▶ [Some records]

— Start —

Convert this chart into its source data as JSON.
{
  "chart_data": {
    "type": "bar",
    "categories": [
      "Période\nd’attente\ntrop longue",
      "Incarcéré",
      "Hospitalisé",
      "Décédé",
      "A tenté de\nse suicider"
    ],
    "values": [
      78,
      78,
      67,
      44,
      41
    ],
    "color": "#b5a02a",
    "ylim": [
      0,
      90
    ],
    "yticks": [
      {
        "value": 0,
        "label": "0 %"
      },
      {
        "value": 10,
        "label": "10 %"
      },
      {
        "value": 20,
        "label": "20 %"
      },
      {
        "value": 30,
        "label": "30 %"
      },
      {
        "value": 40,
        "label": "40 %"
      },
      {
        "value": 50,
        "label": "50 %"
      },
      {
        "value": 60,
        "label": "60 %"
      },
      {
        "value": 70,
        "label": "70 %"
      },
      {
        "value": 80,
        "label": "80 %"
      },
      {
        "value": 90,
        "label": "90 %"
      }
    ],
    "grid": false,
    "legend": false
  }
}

— End —
— Start —

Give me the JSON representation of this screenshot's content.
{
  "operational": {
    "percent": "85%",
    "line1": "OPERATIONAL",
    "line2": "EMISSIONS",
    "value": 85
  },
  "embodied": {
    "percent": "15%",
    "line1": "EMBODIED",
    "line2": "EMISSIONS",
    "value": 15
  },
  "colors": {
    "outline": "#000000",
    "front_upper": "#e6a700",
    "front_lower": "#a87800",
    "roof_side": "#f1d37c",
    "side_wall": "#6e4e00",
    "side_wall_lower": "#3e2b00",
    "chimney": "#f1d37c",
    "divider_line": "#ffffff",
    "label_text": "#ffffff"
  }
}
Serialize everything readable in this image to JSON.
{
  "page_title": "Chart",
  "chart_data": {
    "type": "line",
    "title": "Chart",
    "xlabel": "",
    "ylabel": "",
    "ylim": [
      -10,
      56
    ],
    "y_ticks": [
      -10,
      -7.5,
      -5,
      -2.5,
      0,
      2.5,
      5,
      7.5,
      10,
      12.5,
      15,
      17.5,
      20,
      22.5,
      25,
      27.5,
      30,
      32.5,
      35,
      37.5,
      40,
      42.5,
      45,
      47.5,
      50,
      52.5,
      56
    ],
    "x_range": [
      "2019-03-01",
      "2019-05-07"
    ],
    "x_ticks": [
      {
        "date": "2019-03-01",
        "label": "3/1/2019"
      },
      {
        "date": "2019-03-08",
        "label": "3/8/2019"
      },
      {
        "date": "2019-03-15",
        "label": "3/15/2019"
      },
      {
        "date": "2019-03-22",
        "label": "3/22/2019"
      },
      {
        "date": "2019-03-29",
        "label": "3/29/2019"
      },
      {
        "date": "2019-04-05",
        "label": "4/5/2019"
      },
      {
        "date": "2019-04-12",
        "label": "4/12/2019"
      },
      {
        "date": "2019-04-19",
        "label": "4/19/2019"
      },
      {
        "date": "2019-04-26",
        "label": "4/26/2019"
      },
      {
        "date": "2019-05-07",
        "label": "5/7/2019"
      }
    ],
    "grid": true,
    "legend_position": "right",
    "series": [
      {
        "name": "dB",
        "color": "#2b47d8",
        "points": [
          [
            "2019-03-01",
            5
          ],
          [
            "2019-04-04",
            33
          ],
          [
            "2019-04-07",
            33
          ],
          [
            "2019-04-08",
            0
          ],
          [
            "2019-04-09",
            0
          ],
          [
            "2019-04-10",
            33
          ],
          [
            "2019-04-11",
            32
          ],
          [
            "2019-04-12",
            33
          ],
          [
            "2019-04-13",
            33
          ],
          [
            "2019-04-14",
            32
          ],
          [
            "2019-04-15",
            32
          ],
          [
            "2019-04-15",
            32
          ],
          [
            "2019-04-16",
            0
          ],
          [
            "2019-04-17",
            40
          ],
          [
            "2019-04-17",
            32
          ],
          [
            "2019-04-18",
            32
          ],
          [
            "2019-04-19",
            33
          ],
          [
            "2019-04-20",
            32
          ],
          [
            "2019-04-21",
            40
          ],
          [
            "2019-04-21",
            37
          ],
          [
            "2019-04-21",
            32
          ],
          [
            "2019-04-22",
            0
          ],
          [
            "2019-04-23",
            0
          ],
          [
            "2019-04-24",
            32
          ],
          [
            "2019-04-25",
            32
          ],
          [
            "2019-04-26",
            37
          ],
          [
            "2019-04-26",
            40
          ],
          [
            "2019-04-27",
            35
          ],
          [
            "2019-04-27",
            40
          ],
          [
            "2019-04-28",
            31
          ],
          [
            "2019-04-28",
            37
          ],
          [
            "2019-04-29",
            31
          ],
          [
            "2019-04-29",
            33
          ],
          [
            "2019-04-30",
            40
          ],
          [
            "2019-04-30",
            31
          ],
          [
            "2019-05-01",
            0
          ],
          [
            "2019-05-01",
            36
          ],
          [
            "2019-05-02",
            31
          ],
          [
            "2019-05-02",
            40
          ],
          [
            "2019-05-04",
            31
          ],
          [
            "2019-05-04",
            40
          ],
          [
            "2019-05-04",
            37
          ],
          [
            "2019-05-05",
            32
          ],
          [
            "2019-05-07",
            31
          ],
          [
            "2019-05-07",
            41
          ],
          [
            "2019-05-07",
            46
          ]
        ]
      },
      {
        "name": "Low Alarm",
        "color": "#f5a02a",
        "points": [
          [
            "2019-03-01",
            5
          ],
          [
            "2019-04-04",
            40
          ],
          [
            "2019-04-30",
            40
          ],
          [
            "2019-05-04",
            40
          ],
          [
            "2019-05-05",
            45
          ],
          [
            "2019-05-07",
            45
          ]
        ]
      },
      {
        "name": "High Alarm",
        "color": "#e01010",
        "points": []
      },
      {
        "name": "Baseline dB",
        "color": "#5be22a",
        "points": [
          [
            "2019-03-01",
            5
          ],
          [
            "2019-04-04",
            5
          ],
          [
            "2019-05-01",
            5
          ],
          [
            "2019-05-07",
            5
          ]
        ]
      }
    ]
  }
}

— End —

From the records given above, copy all lines containing "JSON".

▶ [Task result]
Convert this chart into its source data as JSON.
Give me the JSON representation of this screenshot's content.
Serialize everything readable in this image to JSON.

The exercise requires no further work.